Dataset rows for apps and sites
··········

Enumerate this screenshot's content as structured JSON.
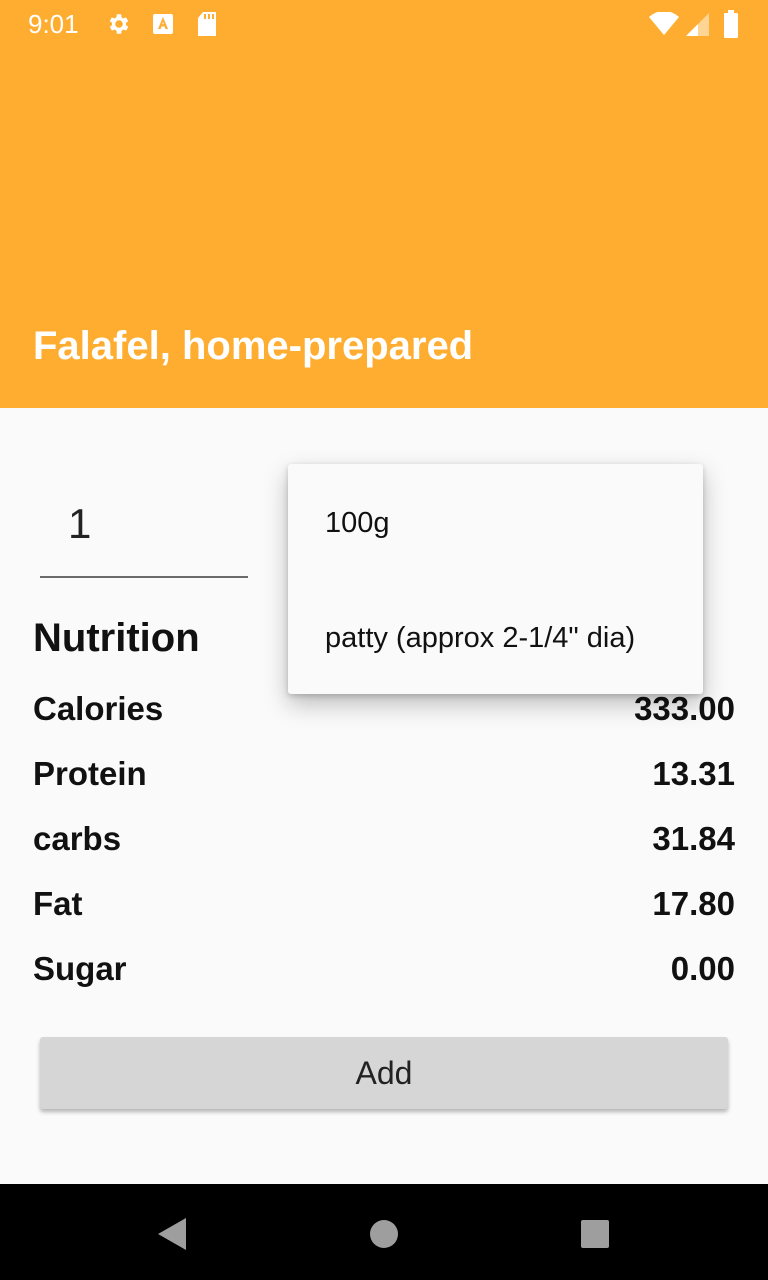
{
  "status_bar": {
    "time": "9:01",
    "left_icons": [
      "gear-icon",
      "a-badge-icon",
      "sd-card-icon"
    ],
    "right_icons": [
      "wifi-icon",
      "signal-icon",
      "battery-icon"
    ]
  },
  "app_bar": {
    "title": "Falafel, home-prepared",
    "color": "#ffad30"
  },
  "quantity": {
    "value": "1"
  },
  "nutrition": {
    "title": "Nutrition",
    "rows": [
      {
        "label": "Calories",
        "value": "333.00"
      },
      {
        "label": "Protein",
        "value": "13.31"
      },
      {
        "label": "carbs",
        "value": "31.84"
      },
      {
        "label": "Fat",
        "value": "17.80"
      },
      {
        "label": "Sugar",
        "value": "0.00"
      }
    ]
  },
  "unit_dropdown": {
    "options": [
      "100g",
      "patty (approx 2-1/4\" dia)"
    ]
  },
  "actions": {
    "add_label": "Add"
  },
  "nav_bar": {
    "buttons": [
      "back-icon",
      "home-icon",
      "recents-icon"
    ]
  }
}
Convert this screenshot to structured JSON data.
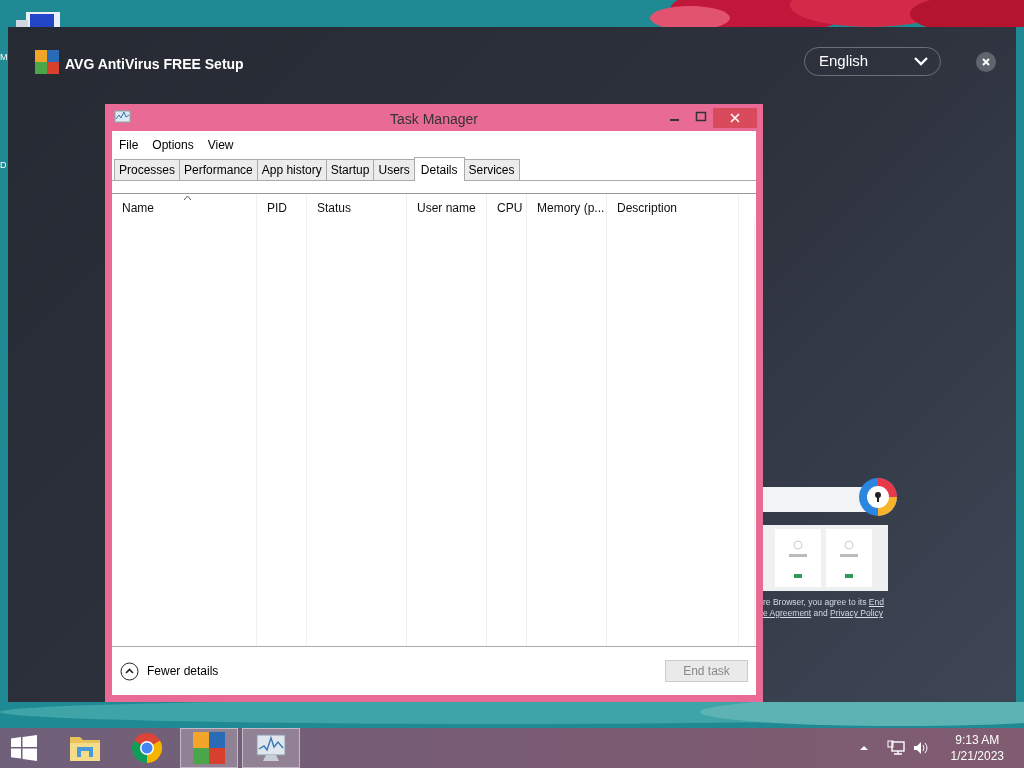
{
  "desktop": {
    "icon_labels": [
      "M",
      "D"
    ]
  },
  "setup_window": {
    "title": "AVG AntiVirus FREE Setup",
    "language": "English",
    "notice_lines": [
      [
        {
          "text": "re Browser, you agree to its ",
          "link": false
        },
        {
          "text": "End",
          "link": true
        }
      ],
      [
        {
          "text": "e Agreement",
          "link": true
        },
        {
          "text": " and ",
          "link": false
        },
        {
          "text": "Privacy Policy",
          "link": true
        }
      ]
    ]
  },
  "task_manager": {
    "title": "Task Manager",
    "menu": [
      "File",
      "Options",
      "View"
    ],
    "tabs": [
      {
        "label": "Processes",
        "selected": false
      },
      {
        "label": "Performance",
        "selected": false
      },
      {
        "label": "App history",
        "selected": false
      },
      {
        "label": "Startup",
        "selected": false
      },
      {
        "label": "Users",
        "selected": false
      },
      {
        "label": "Details",
        "selected": true
      },
      {
        "label": "Services",
        "selected": false
      }
    ],
    "columns": [
      {
        "label": "Name",
        "sorted": true
      },
      {
        "label": "PID",
        "sorted": false
      },
      {
        "label": "Status",
        "sorted": false
      },
      {
        "label": "User name",
        "sorted": false
      },
      {
        "label": "CPU",
        "sorted": false
      },
      {
        "label": "Memory (p...",
        "sorted": false
      },
      {
        "label": "Description",
        "sorted": false
      }
    ],
    "fewer_details": "Fewer details",
    "end_task": {
      "label": "End task",
      "disabled": true
    }
  },
  "taskbar": {
    "apps": [
      {
        "kind": "start",
        "active": false
      },
      {
        "kind": "explorer",
        "active": false
      },
      {
        "kind": "chrome",
        "active": false
      },
      {
        "kind": "avg",
        "active": true
      },
      {
        "kind": "taskmgr",
        "active": true
      }
    ],
    "time": "9:13 AM",
    "date": "1/21/2023"
  }
}
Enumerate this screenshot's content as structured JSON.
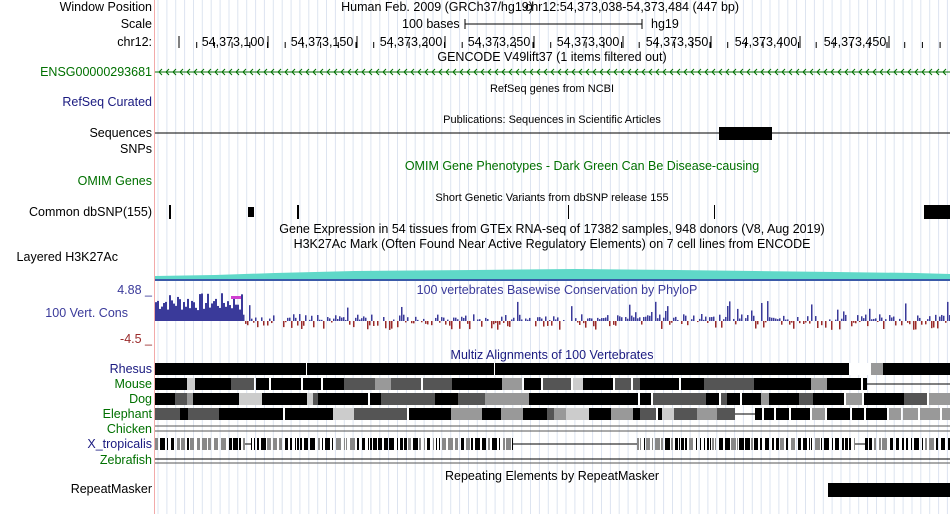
{
  "colors": {
    "accent_green": "#007000",
    "accent_navy": "#1a1a80",
    "conservation_blue": "#3a3a9a",
    "conservation_red": "#9a2a2a",
    "divider_pink": "#f2aaaa",
    "grid": "#dde4f0",
    "h3k27ac_teal": "#5fd8c8"
  },
  "labels": {
    "window_position": "Window Position",
    "scale": "Scale",
    "chrom": "chr12:",
    "ensg": "ENSG00000293681",
    "refseq": "RefSeq Curated",
    "sequences": "Sequences",
    "snps": "SNPs",
    "omim_genes": "OMIM Genes",
    "common_dbsnp": "Common dbSNP(155)",
    "layered_h3k27ac": "Layered H3K27Ac",
    "cons_max": "4.88 _",
    "cons_label": "100 Vert. Cons",
    "cons_min": "-4.5 _",
    "species": [
      "Rhesus",
      "Mouse",
      "Dog",
      "Elephant",
      "Chicken",
      "X_tropicalis",
      "Zebrafish"
    ],
    "repeatmasker": "RepeatMasker"
  },
  "header": {
    "assembly": "Human Feb. 2009 (GRCh37/hg19)",
    "position": "chr12:54,373,038-54,373,484 (447 bp)",
    "scale_text": "100 bases",
    "scale_db": "hg19",
    "ticks": [
      "54,373,100",
      "54,373,150",
      "54,373,200",
      "54,373,250",
      "54,373,300",
      "54,373,350",
      "54,373,400",
      "54,373,450"
    ]
  },
  "tracks": {
    "gencode": "GENCODE V49lift37 (1 items filtered out)",
    "refseq_desc": "RefSeq genes from NCBI",
    "publications": "Publications: Sequences in Scientific Articles",
    "omim_desc": "OMIM Gene Phenotypes - Dark Green Can Be Disease-causing",
    "snp_desc": "Short Genetic Variants from dbSNP release 155",
    "gtex_desc": "Gene Expression in 54 tissues from GTEx RNA-seq of 17382 samples, 948 donors (V8, Aug 2019)",
    "h3k27ac_desc": "H3K27Ac Mark (Often Found Near Active Regulatory Elements) on 7 cell lines from ENCODE",
    "phylop_desc": "100 vertebrates Basewise Conservation by PhyloP",
    "multiz_desc": "Multiz Alignments of 100 Vertebrates",
    "repeat_desc": "Repeating Elements by RepeatMasker"
  }
}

··········

# What you are asked to do
Write out every entry exactly. Pictures do not belong in the copy.

# Exercise answer
Enumerate this screenshot's content as structured JSON.
{
  "status_bar": {
    "time": "9:01",
    "left_icons": [
      "gear-icon",
      "a-badge-icon",
      "sd-card-icon"
    ],
    "right_icons": [
      "wifi-icon",
      "signal-icon",
      "battery-icon"
    ]
  },
  "app_bar": {
    "title": "Falafel, home-prepared",
    "color": "#ffad30"
  },
  "quantity": {
    "value": "1"
  },
  "nutrition": {
    "title": "Nutrition",
    "rows": [
      {
        "label": "Calories",
        "value": "333.00"
      },
      {
        "label": "Protein",
        "value": "13.31"
      },
      {
        "label": "carbs",
        "value": "31.84"
      },
      {
        "label": "Fat",
        "value": "17.80"
      },
      {
        "label": "Sugar",
        "value": "0.00"
      }
    ]
  },
  "unit_dropdown": {
    "options": [
      "100g",
      "patty (approx 2-1/4\" dia)"
    ]
  },
  "actions": {
    "add_label": "Add"
  },
  "nav_bar": {
    "buttons": [
      "back-icon",
      "home-icon",
      "recents-icon"
    ]
  }
}
Convert this screenshot to structured JSON data.
{
  "desktop": {
    "icon_labels": [
      "M",
      "D"
    ]
  },
  "setup_window": {
    "title": "AVG AntiVirus FREE Setup",
    "language": "English",
    "notice_lines": [
      [
        {
          "text": "re Browser, you agree to its ",
          "link": false
        },
        {
          "text": "End",
          "link": true
        }
      ],
      [
        {
          "text": "e Agreement",
          "link": true
        },
        {
          "text": " and ",
          "link": false
        },
        {
          "text": "Privacy Policy",
          "link": true
        }
      ]
    ]
  },
  "task_manager": {
    "title": "Task Manager",
    "menu": [
      "File",
      "Options",
      "View"
    ],
    "tabs": [
      {
        "label": "Processes",
        "selected": false
      },
      {
        "label": "Performance",
        "selected": false
      },
      {
        "label": "App history",
        "selected": false
      },
      {
        "label": "Startup",
        "selected": false
      },
      {
        "label": "Users",
        "selected": false
      },
      {
        "label": "Details",
        "selected": true
      },
      {
        "label": "Services",
        "selected": false
      }
    ],
    "columns": [
      {
        "label": "Name",
        "sorted": true
      },
      {
        "label": "PID",
        "sorted": false
      },
      {
        "label": "Status",
        "sorted": false
      },
      {
        "label": "User name",
        "sorted": false
      },
      {
        "label": "CPU",
        "sorted": false
      },
      {
        "label": "Memory (p...",
        "sorted": false
      },
      {
        "label": "Description",
        "sorted": false
      }
    ],
    "fewer_details": "Fewer details",
    "end_task": {
      "label": "End task",
      "disabled": true
    }
  },
  "taskbar": {
    "apps": [
      {
        "kind": "start",
        "active": false
      },
      {
        "kind": "explorer",
        "active": false
      },
      {
        "kind": "chrome",
        "active": false
      },
      {
        "kind": "avg",
        "active": true
      },
      {
        "kind": "taskmgr",
        "active": true
      }
    ],
    "time": "9:13 AM",
    "date": "1/21/2023"
  }
}
Enumerate this screenshot's content as structured JSON.
{
  "colors": {
    "accent_green": "#007000",
    "accent_navy": "#1a1a80",
    "conservation_blue": "#3a3a9a",
    "conservation_red": "#9a2a2a",
    "divider_pink": "#f2aaaa",
    "grid": "#dde4f0",
    "h3k27ac_teal": "#5fd8c8"
  },
  "labels": {
    "window_position": "Window Position",
    "scale": "Scale",
    "chrom": "chr12:",
    "ensg": "ENSG00000293681",
    "refseq": "RefSeq Curated",
    "sequences": "Sequences",
    "snps": "SNPs",
    "omim_genes": "OMIM Genes",
    "common_dbsnp": "Common dbSNP(155)",
    "layered_h3k27ac": "Layered H3K27Ac",
    "cons_max": "4.88 _",
    "cons_label": "100 Vert. Cons",
    "cons_min": "-4.5 _",
    "species": [
      "Rhesus",
      "Mouse",
      "Dog",
      "Elephant",
      "Chicken",
      "X_tropicalis",
      "Zebrafish"
    ],
    "repeatmasker": "RepeatMasker"
  },
  "header": {
    "assembly": "Human Feb. 2009 (GRCh37/hg19)",
    "position": "chr12:54,373,038-54,373,484 (447 bp)",
    "scale_text": "100 bases",
    "scale_db": "hg19",
    "ticks": [
      "54,373,100",
      "54,373,150",
      "54,373,200",
      "54,373,250",
      "54,373,300",
      "54,373,350",
      "54,373,400",
      "54,373,450"
    ]
  },
  "tracks": {
    "gencode": "GENCODE V49lift37 (1 items filtered out)",
    "refseq_desc": "RefSeq genes from NCBI",
    "publications": "Publications: Sequences in Scientific Articles",
    "omim_desc": "OMIM Gene Phenotypes - Dark Green Can Be Disease-causing",
    "snp_desc": "Short Genetic Variants from dbSNP release 155",
    "gtex_desc": "Gene Expression in 54 tissues from GTEx RNA-seq of 17382 samples, 948 donors (V8, Aug 2019)",
    "h3k27ac_desc": "H3K27Ac Mark (Often Found Near Active Regulatory Elements) on 7 cell lines from ENCODE",
    "phylop_desc": "100 vertebrates Basewise Conservation by PhyloP",
    "multiz_desc": "Multiz Alignments of 100 Vertebrates",
    "repeat_desc": "Repeating Elements by RepeatMasker"
  }
}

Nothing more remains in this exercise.